Figure contents as structured data ::
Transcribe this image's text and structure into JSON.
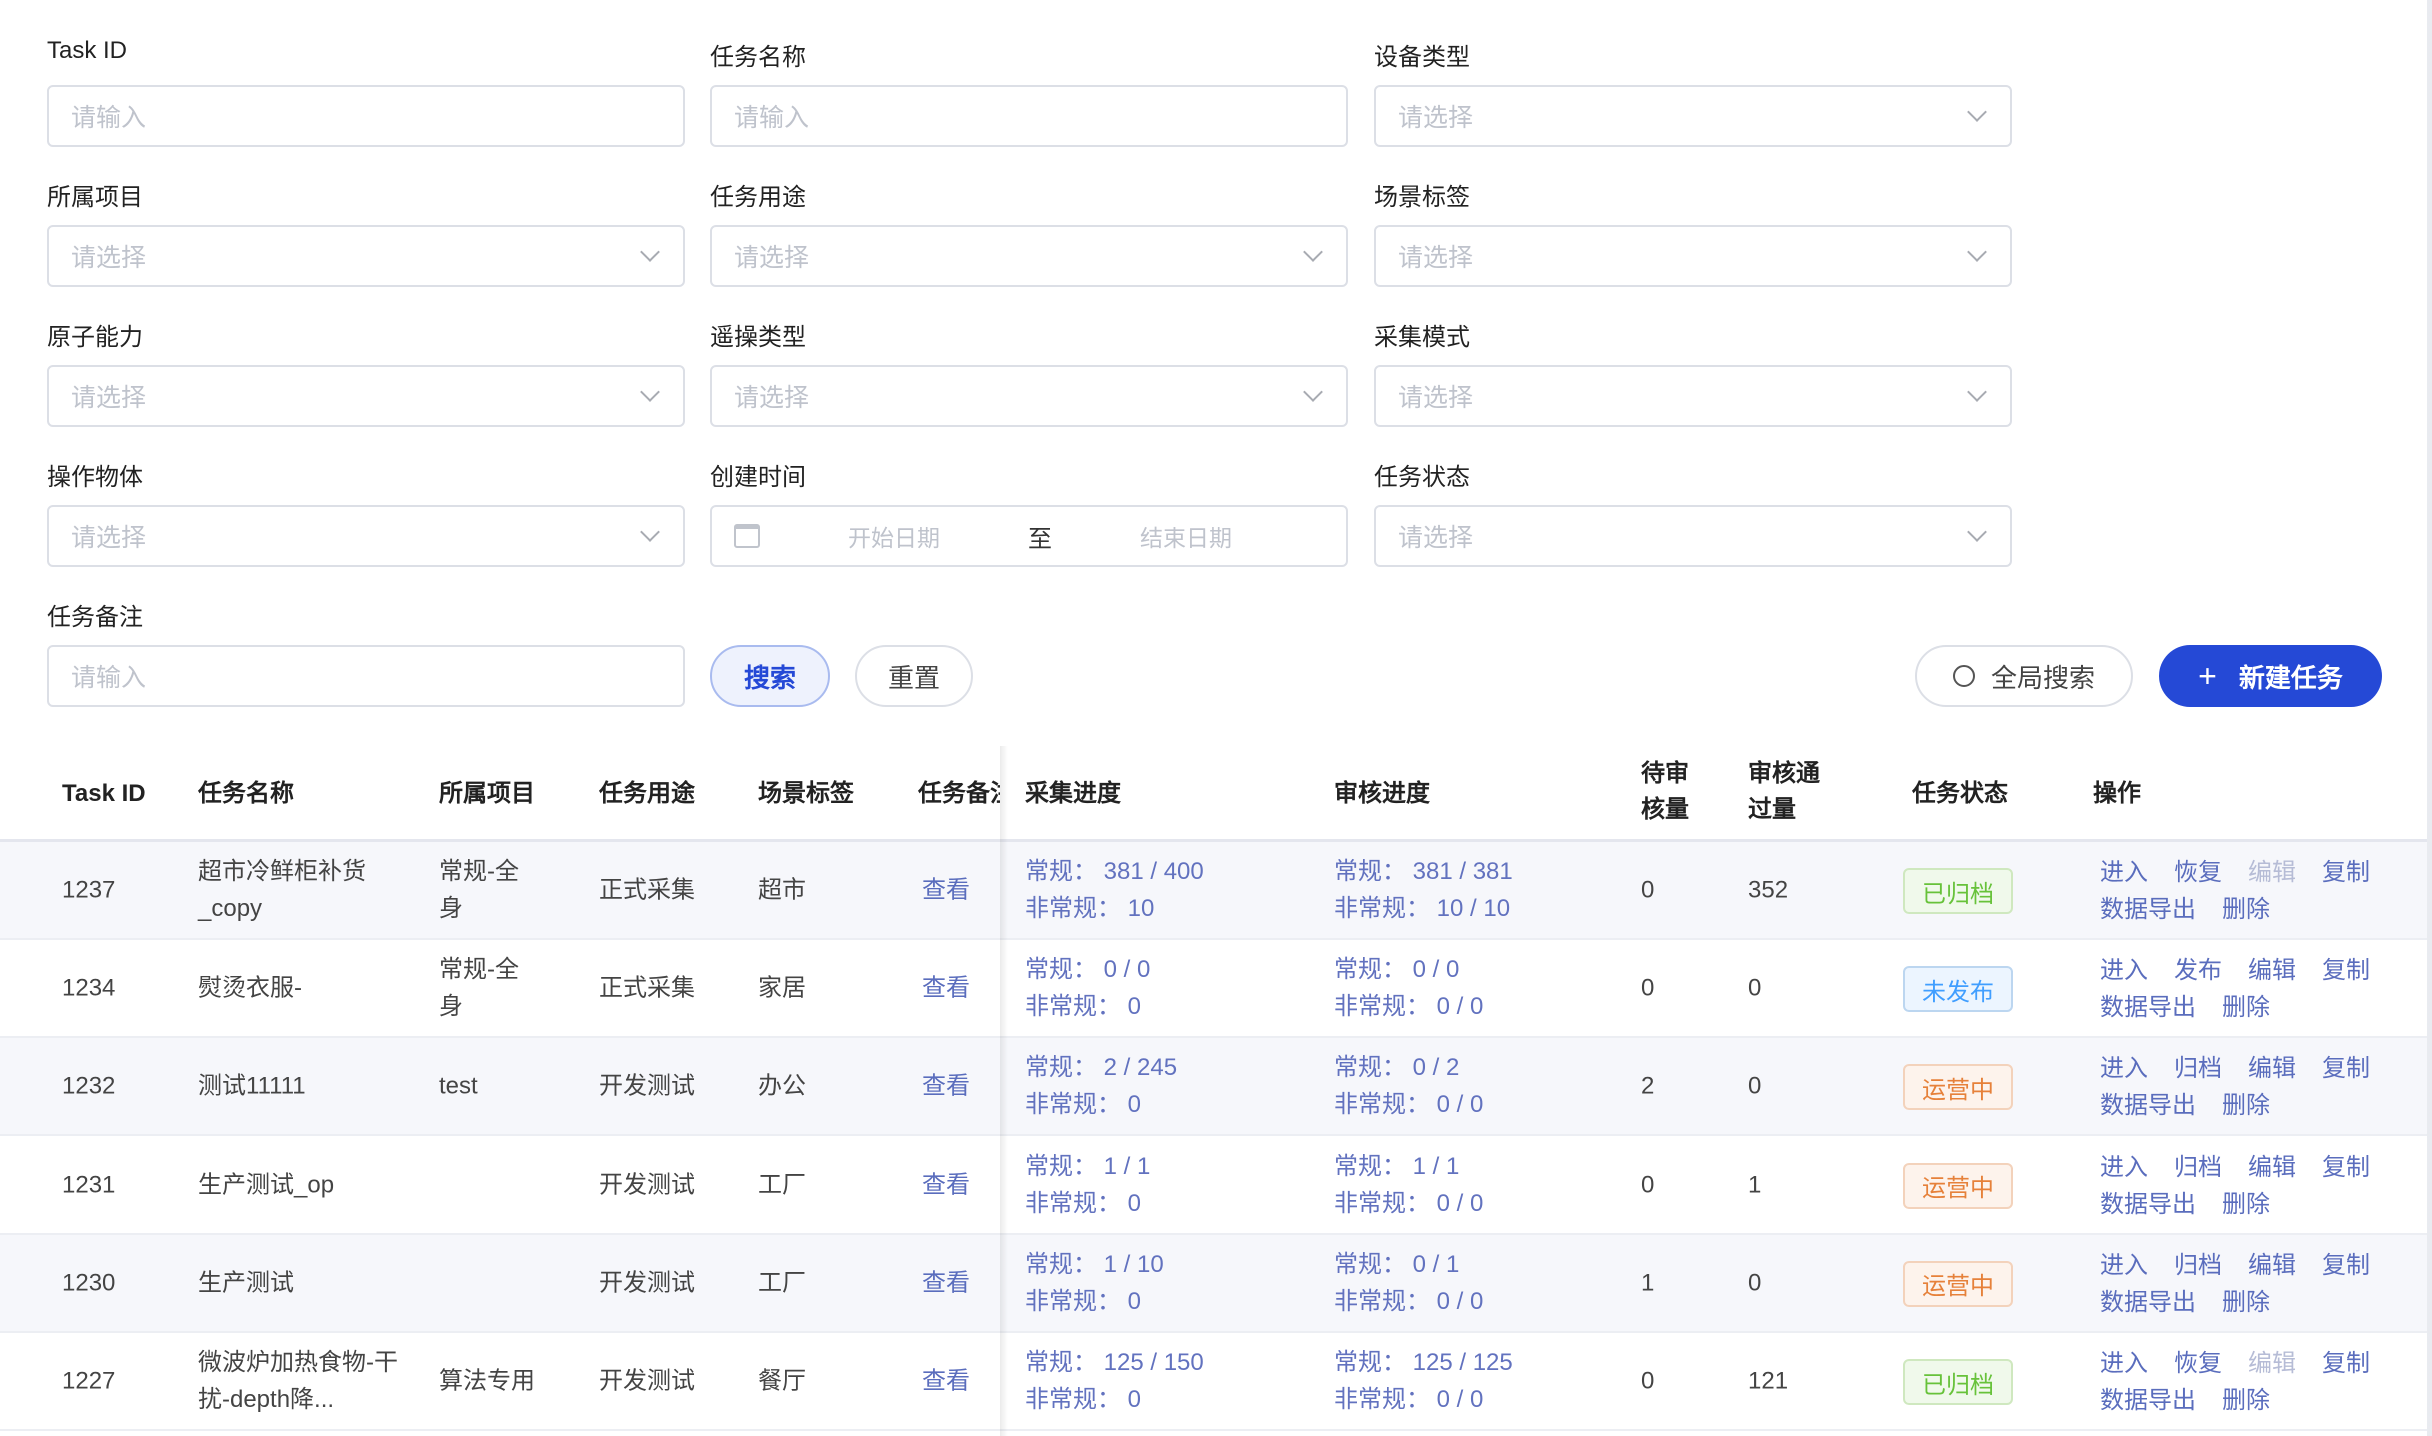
{
  "filters": [
    {
      "label": "Task ID",
      "placeholder": "请输入",
      "type": "input"
    },
    {
      "label": "任务名称",
      "placeholder": "请输入",
      "type": "input"
    },
    {
      "label": "设备类型",
      "placeholder": "请选择",
      "type": "select"
    },
    {
      "label": "所属项目",
      "placeholder": "请选择",
      "type": "select"
    },
    {
      "label": "任务用途",
      "placeholder": "请选择",
      "type": "select"
    },
    {
      "label": "场景标签",
      "placeholder": "请选择",
      "type": "select"
    },
    {
      "label": "原子能力",
      "placeholder": "请选择",
      "type": "select"
    },
    {
      "label": "遥操类型",
      "placeholder": "请选择",
      "type": "select"
    },
    {
      "label": "采集模式",
      "placeholder": "请选择",
      "type": "select"
    },
    {
      "label": "操作物体",
      "placeholder": "请选择",
      "type": "select"
    },
    {
      "label": "创建时间",
      "start_placeholder": "开始日期",
      "separator": "至",
      "end_placeholder": "结束日期",
      "type": "daterange"
    },
    {
      "label": "任务状态",
      "placeholder": "请选择",
      "type": "select"
    },
    {
      "label": "任务备注",
      "placeholder": "请输入",
      "type": "input"
    }
  ],
  "buttons": {
    "search": "搜索",
    "reset": "重置",
    "global_search": "全局搜索",
    "new_task": "新建任务",
    "new_task_icon": "+"
  },
  "colors": {
    "primary": "#2549d6",
    "link": "#5a6dbd",
    "archived": "#67c23a",
    "unpublished": "#409eff",
    "running": "#e6813a"
  },
  "table": {
    "headers": [
      "Task ID",
      "任务名称",
      "所属项目",
      "任务用途",
      "场景标签",
      "任务备注",
      "采集进度",
      "审核进度",
      "待审核量",
      "审核通过量",
      "任务状态",
      "操作"
    ],
    "rows": [
      {
        "id": "1237",
        "name": "超市冷鲜柜补货_copy",
        "project": "常规-全身",
        "use": "正式采集",
        "scene": "超市",
        "note": "查看",
        "collect": [
          "常规： 381 / 400",
          "非常规： 10"
        ],
        "review": [
          "常规： 381 / 381",
          "非常规： 10 / 10"
        ],
        "pending": "0",
        "passed": "352",
        "status": "已归档",
        "status_kind": "archived",
        "ops": [
          "进入",
          "恢复",
          "编辑",
          "复制",
          "数据导出",
          "删除"
        ]
      },
      {
        "id": "1234",
        "name": "熨烫衣服-",
        "project": "常规-全身",
        "use": "正式采集",
        "scene": "家居",
        "note": "查看",
        "collect": [
          "常规： 0 / 0",
          "非常规： 0"
        ],
        "review": [
          "常规： 0 / 0",
          "非常规： 0 / 0"
        ],
        "pending": "0",
        "passed": "0",
        "status": "未发布",
        "status_kind": "unpublished",
        "ops": [
          "进入",
          "发布",
          "编辑",
          "复制",
          "数据导出",
          "删除"
        ]
      },
      {
        "id": "1232",
        "name": "测试11111",
        "project": "test",
        "use": "开发测试",
        "scene": "办公",
        "note": "查看",
        "collect": [
          "常规： 2 / 245",
          "非常规： 0"
        ],
        "review": [
          "常规： 0 / 2",
          "非常规： 0 / 0"
        ],
        "pending": "2",
        "passed": "0",
        "status": "运营中",
        "status_kind": "running",
        "ops": [
          "进入",
          "归档",
          "编辑",
          "复制",
          "数据导出",
          "删除"
        ]
      },
      {
        "id": "1231",
        "name": "生产测试_op",
        "project": "",
        "use": "开发测试",
        "scene": "工厂",
        "note": "查看",
        "collect": [
          "常规： 1 / 1",
          "非常规： 0"
        ],
        "review": [
          "常规： 1 / 1",
          "非常规： 0 / 0"
        ],
        "pending": "0",
        "passed": "1",
        "status": "运营中",
        "status_kind": "running",
        "ops": [
          "进入",
          "归档",
          "编辑",
          "复制",
          "数据导出",
          "删除"
        ]
      },
      {
        "id": "1230",
        "name": "生产测试",
        "project": "",
        "use": "开发测试",
        "scene": "工厂",
        "note": "查看",
        "collect": [
          "常规： 1 / 10",
          "非常规： 0"
        ],
        "review": [
          "常规： 0 / 1",
          "非常规： 0 / 0"
        ],
        "pending": "1",
        "passed": "0",
        "status": "运营中",
        "status_kind": "running",
        "ops": [
          "进入",
          "归档",
          "编辑",
          "复制",
          "数据导出",
          "删除"
        ]
      },
      {
        "id": "1227",
        "name": "微波炉加热食物-干扰-depth降...",
        "project": "算法专用",
        "use": "开发测试",
        "scene": "餐厅",
        "note": "查看",
        "collect": [
          "常规： 125 / 150",
          "非常规： 0"
        ],
        "review": [
          "常规： 125 / 125",
          "非常规： 0 / 0"
        ],
        "pending": "0",
        "passed": "121",
        "status": "已归档",
        "status_kind": "archived",
        "ops": [
          "进入",
          "恢复",
          "编辑",
          "复制",
          "数据导出",
          "删除"
        ]
      }
    ]
  }
}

Aim of the task ::
Extract each line from the entries above that contains the string "unpublished".

Answer in full ::
    "unpublished": "#409eff",
        "status_kind": "unpublished",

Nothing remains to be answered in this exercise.